### What you have to do
Each line that holds the word "Median" should be returned.

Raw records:

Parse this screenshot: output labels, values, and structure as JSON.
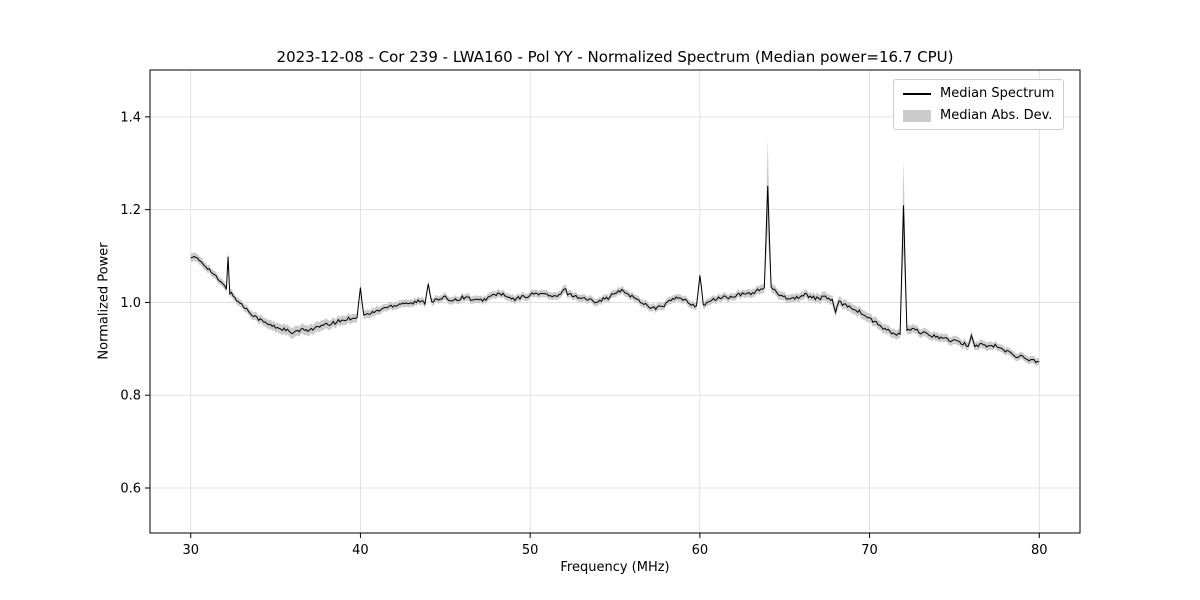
{
  "chart_data": {
    "type": "line",
    "title": "2023-12-08 - Cor 239 - LWA160 - Pol YY - Normalized Spectrum (Median power=16.7 CPU)",
    "xlabel": "Frequency (MHz)",
    "ylabel": "Normalized Power",
    "xlim": [
      27.6,
      82.4
    ],
    "ylim": [
      0.503,
      1.501
    ],
    "xticks": [
      30,
      40,
      50,
      60,
      70,
      80
    ],
    "xtick_labels": [
      "30",
      "40",
      "50",
      "60",
      "70",
      "80"
    ],
    "yticks": [
      0.6,
      0.8,
      1.0,
      1.2,
      1.4
    ],
    "ytick_labels": [
      "0.6",
      "0.8",
      "1.0",
      "1.2",
      "1.4"
    ],
    "grid": true,
    "line_color": "#000000",
    "band_color": "#cccccc",
    "grid_color": "#dcdcdc",
    "noise_amplitude": 0.004,
    "legend": {
      "position": "upper right",
      "entries": [
        {
          "label": "Median Spectrum",
          "type": "line",
          "color": "#000000"
        },
        {
          "label": "Median Abs. Dev.",
          "type": "patch",
          "color": "#cccccc"
        }
      ]
    },
    "series": [
      {
        "name": "Median Spectrum",
        "points": [
          [
            30.0,
            1.1,
            0.01
          ],
          [
            30.3,
            1.095,
            0.009
          ],
          [
            30.6,
            1.088,
            0.009
          ],
          [
            31.0,
            1.075,
            0.008
          ],
          [
            31.4,
            1.058,
            0.008
          ],
          [
            31.8,
            1.042,
            0.008
          ],
          [
            32.0,
            1.034,
            0.008
          ],
          [
            32.1,
            1.03,
            0.008
          ],
          [
            32.2,
            1.1,
            0.015
          ],
          [
            32.3,
            1.022,
            0.008
          ],
          [
            32.6,
            1.01,
            0.008
          ],
          [
            33.0,
            0.995,
            0.008
          ],
          [
            33.4,
            0.982,
            0.008
          ],
          [
            33.8,
            0.97,
            0.009
          ],
          [
            34.2,
            0.96,
            0.009
          ],
          [
            34.6,
            0.952,
            0.01
          ],
          [
            35.0,
            0.947,
            0.01
          ],
          [
            35.4,
            0.943,
            0.011
          ],
          [
            35.8,
            0.938,
            0.011
          ],
          [
            36.0,
            0.93,
            0.012
          ],
          [
            36.2,
            0.938,
            0.011
          ],
          [
            36.6,
            0.94,
            0.011
          ],
          [
            37.0,
            0.942,
            0.011
          ],
          [
            37.4,
            0.945,
            0.011
          ],
          [
            37.8,
            0.95,
            0.011
          ],
          [
            38.2,
            0.953,
            0.01
          ],
          [
            38.6,
            0.958,
            0.01
          ],
          [
            39.0,
            0.962,
            0.01
          ],
          [
            39.4,
            0.966,
            0.01
          ],
          [
            39.8,
            0.969,
            0.009
          ],
          [
            40.0,
            1.03,
            0.01
          ],
          [
            40.2,
            0.972,
            0.009
          ],
          [
            40.6,
            0.976,
            0.009
          ],
          [
            41.0,
            0.982,
            0.009
          ],
          [
            41.4,
            0.988,
            0.008
          ],
          [
            41.8,
            0.992,
            0.008
          ],
          [
            42.2,
            0.996,
            0.008
          ],
          [
            42.6,
            1.0,
            0.008
          ],
          [
            43.0,
            0.998,
            0.008
          ],
          [
            43.4,
            1.002,
            0.008
          ],
          [
            43.8,
            1.0,
            0.008
          ],
          [
            44.0,
            1.04,
            0.008
          ],
          [
            44.2,
            1.003,
            0.008
          ],
          [
            44.6,
            1.006,
            0.008
          ],
          [
            45.0,
            1.01,
            0.008
          ],
          [
            45.4,
            1.005,
            0.008
          ],
          [
            45.8,
            1.008,
            0.008
          ],
          [
            46.2,
            1.012,
            0.008
          ],
          [
            46.6,
            1.006,
            0.008
          ],
          [
            47.0,
            1.003,
            0.008
          ],
          [
            47.4,
            1.008,
            0.008
          ],
          [
            47.8,
            1.015,
            0.008
          ],
          [
            48.2,
            1.02,
            0.008
          ],
          [
            48.6,
            1.012,
            0.008
          ],
          [
            49.0,
            1.006,
            0.008
          ],
          [
            49.4,
            1.01,
            0.008
          ],
          [
            49.8,
            1.014,
            0.008
          ],
          [
            50.2,
            1.018,
            0.008
          ],
          [
            50.6,
            1.02,
            0.008
          ],
          [
            51.0,
            1.016,
            0.008
          ],
          [
            51.4,
            1.012,
            0.008
          ],
          [
            51.8,
            1.015,
            0.008
          ],
          [
            52.0,
            1.032,
            0.009
          ],
          [
            52.2,
            1.02,
            0.008
          ],
          [
            52.6,
            1.014,
            0.008
          ],
          [
            53.0,
            1.01,
            0.008
          ],
          [
            53.4,
            1.006,
            0.008
          ],
          [
            53.8,
            1.003,
            0.008
          ],
          [
            54.2,
            1.006,
            0.008
          ],
          [
            54.6,
            1.01,
            0.008
          ],
          [
            55.0,
            1.02,
            0.008
          ],
          [
            55.4,
            1.025,
            0.008
          ],
          [
            55.8,
            1.018,
            0.008
          ],
          [
            56.2,
            1.008,
            0.008
          ],
          [
            56.6,
            1.0,
            0.008
          ],
          [
            57.0,
            0.992,
            0.008
          ],
          [
            57.4,
            0.987,
            0.008
          ],
          [
            57.8,
            0.992,
            0.008
          ],
          [
            58.2,
            1.002,
            0.008
          ],
          [
            58.6,
            1.01,
            0.008
          ],
          [
            59.0,
            1.006,
            0.008
          ],
          [
            59.4,
            0.998,
            0.008
          ],
          [
            59.8,
            0.993,
            0.008
          ],
          [
            60.0,
            1.058,
            0.01
          ],
          [
            60.2,
            0.996,
            0.008
          ],
          [
            60.6,
            1.002,
            0.008
          ],
          [
            61.0,
            1.008,
            0.008
          ],
          [
            61.4,
            1.012,
            0.008
          ],
          [
            61.8,
            1.01,
            0.008
          ],
          [
            62.2,
            1.015,
            0.008
          ],
          [
            62.6,
            1.018,
            0.008
          ],
          [
            63.0,
            1.02,
            0.009
          ],
          [
            63.4,
            1.025,
            0.009
          ],
          [
            63.8,
            1.032,
            0.01
          ],
          [
            64.0,
            1.248,
            0.1
          ],
          [
            64.2,
            1.03,
            0.01
          ],
          [
            64.6,
            1.02,
            0.009
          ],
          [
            65.0,
            1.012,
            0.009
          ],
          [
            65.4,
            1.008,
            0.009
          ],
          [
            65.8,
            1.012,
            0.009
          ],
          [
            66.2,
            1.016,
            0.009
          ],
          [
            66.6,
            1.012,
            0.009
          ],
          [
            67.0,
            1.008,
            0.01
          ],
          [
            67.4,
            1.012,
            0.01
          ],
          [
            67.8,
            1.005,
            0.01
          ],
          [
            68.0,
            0.978,
            0.012
          ],
          [
            68.2,
            1.0,
            0.01
          ],
          [
            68.6,
            0.995,
            0.01
          ],
          [
            69.0,
            0.988,
            0.01
          ],
          [
            69.4,
            0.98,
            0.01
          ],
          [
            69.8,
            0.97,
            0.01
          ],
          [
            70.2,
            0.96,
            0.01
          ],
          [
            70.6,
            0.95,
            0.01
          ],
          [
            71.0,
            0.94,
            0.01
          ],
          [
            71.4,
            0.933,
            0.01
          ],
          [
            71.8,
            0.93,
            0.01
          ],
          [
            72.0,
            1.21,
            0.1
          ],
          [
            72.2,
            0.938,
            0.01
          ],
          [
            72.6,
            0.942,
            0.009
          ],
          [
            73.0,
            0.936,
            0.009
          ],
          [
            73.4,
            0.93,
            0.009
          ],
          [
            73.8,
            0.928,
            0.009
          ],
          [
            74.2,
            0.924,
            0.009
          ],
          [
            74.6,
            0.92,
            0.009
          ],
          [
            75.0,
            0.916,
            0.009
          ],
          [
            75.4,
            0.912,
            0.009
          ],
          [
            75.8,
            0.908,
            0.009
          ],
          [
            76.0,
            0.928,
            0.01
          ],
          [
            76.2,
            0.906,
            0.009
          ],
          [
            76.6,
            0.91,
            0.009
          ],
          [
            77.0,
            0.904,
            0.009
          ],
          [
            77.4,
            0.908,
            0.008
          ],
          [
            77.8,
            0.898,
            0.008
          ],
          [
            78.2,
            0.893,
            0.008
          ],
          [
            78.6,
            0.886,
            0.008
          ],
          [
            79.0,
            0.882,
            0.008
          ],
          [
            79.4,
            0.877,
            0.008
          ],
          [
            79.8,
            0.873,
            0.008
          ],
          [
            80.0,
            0.872,
            0.008
          ]
        ]
      }
    ]
  }
}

### Task output
    "title": "2023-12-08 - Cor 239 - LWA160 - Pol YY - Normalized Spectrum (Median power=16.7 CPU)",
          "label": "Median Spectrum",
          "label": "Median Abs. Dev.",
        "name": "Median Spectrum",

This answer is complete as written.